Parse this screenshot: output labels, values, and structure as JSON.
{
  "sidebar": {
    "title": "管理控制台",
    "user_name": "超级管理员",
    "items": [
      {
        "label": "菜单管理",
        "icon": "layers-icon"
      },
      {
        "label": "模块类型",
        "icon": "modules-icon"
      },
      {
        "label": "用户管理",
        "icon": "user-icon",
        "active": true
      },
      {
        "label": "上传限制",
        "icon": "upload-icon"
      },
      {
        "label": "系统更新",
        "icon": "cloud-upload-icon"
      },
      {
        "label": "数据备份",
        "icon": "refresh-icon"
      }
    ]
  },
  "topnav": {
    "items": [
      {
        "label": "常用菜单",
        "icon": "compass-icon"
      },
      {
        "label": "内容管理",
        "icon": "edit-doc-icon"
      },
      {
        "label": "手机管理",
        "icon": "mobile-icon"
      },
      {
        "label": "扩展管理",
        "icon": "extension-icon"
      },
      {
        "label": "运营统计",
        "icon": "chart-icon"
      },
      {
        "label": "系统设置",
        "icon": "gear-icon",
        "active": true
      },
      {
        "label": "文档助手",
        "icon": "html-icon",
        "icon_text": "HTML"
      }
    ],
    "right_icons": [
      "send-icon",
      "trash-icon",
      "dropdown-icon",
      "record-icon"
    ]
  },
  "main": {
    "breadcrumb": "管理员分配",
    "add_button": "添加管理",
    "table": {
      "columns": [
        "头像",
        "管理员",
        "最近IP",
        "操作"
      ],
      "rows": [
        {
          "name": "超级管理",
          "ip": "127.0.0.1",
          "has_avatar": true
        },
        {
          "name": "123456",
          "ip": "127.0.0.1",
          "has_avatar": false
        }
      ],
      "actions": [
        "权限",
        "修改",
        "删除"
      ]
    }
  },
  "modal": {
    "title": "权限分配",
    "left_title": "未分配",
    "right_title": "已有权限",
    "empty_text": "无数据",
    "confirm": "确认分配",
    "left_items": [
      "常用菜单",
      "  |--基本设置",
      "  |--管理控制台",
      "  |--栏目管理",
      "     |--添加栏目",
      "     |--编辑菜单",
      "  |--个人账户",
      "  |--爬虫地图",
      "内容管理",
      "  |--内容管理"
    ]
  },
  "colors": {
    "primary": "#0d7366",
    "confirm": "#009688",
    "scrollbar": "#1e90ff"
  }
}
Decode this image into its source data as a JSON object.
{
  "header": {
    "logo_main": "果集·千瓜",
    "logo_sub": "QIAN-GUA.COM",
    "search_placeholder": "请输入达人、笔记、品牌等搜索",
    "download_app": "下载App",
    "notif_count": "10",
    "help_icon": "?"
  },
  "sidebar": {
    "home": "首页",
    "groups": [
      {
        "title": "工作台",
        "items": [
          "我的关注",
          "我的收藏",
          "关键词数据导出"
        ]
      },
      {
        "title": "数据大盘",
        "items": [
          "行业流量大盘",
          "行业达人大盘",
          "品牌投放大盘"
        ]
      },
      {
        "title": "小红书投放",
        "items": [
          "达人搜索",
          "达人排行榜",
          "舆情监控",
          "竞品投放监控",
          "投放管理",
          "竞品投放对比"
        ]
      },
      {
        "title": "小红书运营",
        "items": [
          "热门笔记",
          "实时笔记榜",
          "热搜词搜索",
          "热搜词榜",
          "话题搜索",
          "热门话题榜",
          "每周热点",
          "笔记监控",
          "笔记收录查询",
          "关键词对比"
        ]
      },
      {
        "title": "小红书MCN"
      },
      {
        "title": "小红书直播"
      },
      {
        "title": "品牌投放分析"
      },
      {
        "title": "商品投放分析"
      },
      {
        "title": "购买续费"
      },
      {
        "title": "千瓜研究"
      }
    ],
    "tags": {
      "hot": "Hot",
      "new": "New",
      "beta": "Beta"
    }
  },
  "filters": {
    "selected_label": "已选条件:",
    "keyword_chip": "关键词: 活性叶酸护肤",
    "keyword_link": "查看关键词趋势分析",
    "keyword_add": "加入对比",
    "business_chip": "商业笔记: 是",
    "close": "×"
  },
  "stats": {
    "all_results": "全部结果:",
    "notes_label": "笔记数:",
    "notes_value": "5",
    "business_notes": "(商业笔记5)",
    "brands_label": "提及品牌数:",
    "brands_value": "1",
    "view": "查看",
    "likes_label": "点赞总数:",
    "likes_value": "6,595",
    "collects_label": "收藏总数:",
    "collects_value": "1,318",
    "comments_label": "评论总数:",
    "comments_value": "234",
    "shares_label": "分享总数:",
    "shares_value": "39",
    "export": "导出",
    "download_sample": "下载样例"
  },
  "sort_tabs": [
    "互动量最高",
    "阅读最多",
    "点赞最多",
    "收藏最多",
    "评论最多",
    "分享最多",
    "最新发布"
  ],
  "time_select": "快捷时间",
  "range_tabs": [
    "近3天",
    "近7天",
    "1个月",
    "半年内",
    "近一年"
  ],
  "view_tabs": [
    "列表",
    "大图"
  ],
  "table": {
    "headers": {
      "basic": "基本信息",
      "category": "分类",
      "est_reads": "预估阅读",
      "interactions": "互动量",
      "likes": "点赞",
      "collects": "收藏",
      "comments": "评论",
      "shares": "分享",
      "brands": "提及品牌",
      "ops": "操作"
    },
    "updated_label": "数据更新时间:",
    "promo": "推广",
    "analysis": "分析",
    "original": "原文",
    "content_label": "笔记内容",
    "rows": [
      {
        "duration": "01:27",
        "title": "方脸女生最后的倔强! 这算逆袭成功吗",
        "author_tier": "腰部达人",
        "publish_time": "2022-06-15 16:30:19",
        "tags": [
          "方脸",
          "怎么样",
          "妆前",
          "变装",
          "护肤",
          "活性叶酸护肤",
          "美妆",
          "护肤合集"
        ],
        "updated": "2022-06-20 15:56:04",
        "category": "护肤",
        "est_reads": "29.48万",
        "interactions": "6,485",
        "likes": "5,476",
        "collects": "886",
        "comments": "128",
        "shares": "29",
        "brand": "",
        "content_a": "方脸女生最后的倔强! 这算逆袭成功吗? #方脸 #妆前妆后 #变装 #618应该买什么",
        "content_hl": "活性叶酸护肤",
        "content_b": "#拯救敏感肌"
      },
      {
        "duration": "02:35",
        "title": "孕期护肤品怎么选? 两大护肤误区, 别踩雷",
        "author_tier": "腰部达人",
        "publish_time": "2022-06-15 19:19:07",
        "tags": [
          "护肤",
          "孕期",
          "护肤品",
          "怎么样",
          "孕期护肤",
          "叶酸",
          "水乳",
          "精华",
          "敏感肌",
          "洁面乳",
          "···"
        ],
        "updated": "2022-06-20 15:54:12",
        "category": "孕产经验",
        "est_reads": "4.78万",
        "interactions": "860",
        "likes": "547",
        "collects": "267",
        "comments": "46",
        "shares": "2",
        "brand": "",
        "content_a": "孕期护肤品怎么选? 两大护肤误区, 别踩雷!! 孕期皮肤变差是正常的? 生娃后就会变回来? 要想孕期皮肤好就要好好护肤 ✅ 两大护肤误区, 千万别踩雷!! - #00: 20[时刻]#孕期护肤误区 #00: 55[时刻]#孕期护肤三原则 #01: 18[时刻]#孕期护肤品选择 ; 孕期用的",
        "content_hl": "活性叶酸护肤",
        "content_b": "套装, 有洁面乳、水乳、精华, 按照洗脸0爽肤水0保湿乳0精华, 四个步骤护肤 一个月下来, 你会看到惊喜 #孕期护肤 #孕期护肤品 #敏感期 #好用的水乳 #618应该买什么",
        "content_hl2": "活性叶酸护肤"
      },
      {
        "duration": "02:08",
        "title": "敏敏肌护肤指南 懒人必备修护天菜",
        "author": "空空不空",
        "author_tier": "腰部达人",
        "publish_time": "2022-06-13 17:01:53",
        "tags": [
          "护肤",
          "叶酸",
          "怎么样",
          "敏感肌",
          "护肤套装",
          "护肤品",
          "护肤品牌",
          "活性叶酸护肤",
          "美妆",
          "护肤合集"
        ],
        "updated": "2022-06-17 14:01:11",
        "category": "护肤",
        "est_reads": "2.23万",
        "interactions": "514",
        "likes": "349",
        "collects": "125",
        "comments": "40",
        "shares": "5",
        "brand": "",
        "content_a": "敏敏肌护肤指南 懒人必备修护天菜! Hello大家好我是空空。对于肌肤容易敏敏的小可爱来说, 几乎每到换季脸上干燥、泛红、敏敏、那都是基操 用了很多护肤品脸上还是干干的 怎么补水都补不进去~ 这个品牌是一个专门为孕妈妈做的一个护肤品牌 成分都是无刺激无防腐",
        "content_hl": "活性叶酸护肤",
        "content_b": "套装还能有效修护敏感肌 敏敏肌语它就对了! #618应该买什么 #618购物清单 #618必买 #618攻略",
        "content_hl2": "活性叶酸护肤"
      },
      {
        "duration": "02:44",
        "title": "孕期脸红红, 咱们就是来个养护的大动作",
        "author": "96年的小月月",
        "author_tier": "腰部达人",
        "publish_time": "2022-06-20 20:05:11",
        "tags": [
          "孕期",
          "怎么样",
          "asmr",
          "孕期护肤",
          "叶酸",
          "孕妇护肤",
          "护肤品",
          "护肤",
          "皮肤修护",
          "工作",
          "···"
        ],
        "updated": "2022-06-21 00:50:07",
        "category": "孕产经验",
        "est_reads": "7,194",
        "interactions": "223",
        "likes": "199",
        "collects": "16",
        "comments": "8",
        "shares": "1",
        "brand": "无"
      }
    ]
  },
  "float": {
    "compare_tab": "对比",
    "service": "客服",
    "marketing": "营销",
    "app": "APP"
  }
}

* _Goal_
Which lines include the word "这算逆袭成功吗"? List them all.

* _Response for this exercise_
        "title": "方脸女生最后的倔强! 这算逆袭成功吗",
        "content_a": "方脸女生最后的倔强! 这算逆袭成功吗? #方脸 #妆前妆后 #变装 #618应该买什么",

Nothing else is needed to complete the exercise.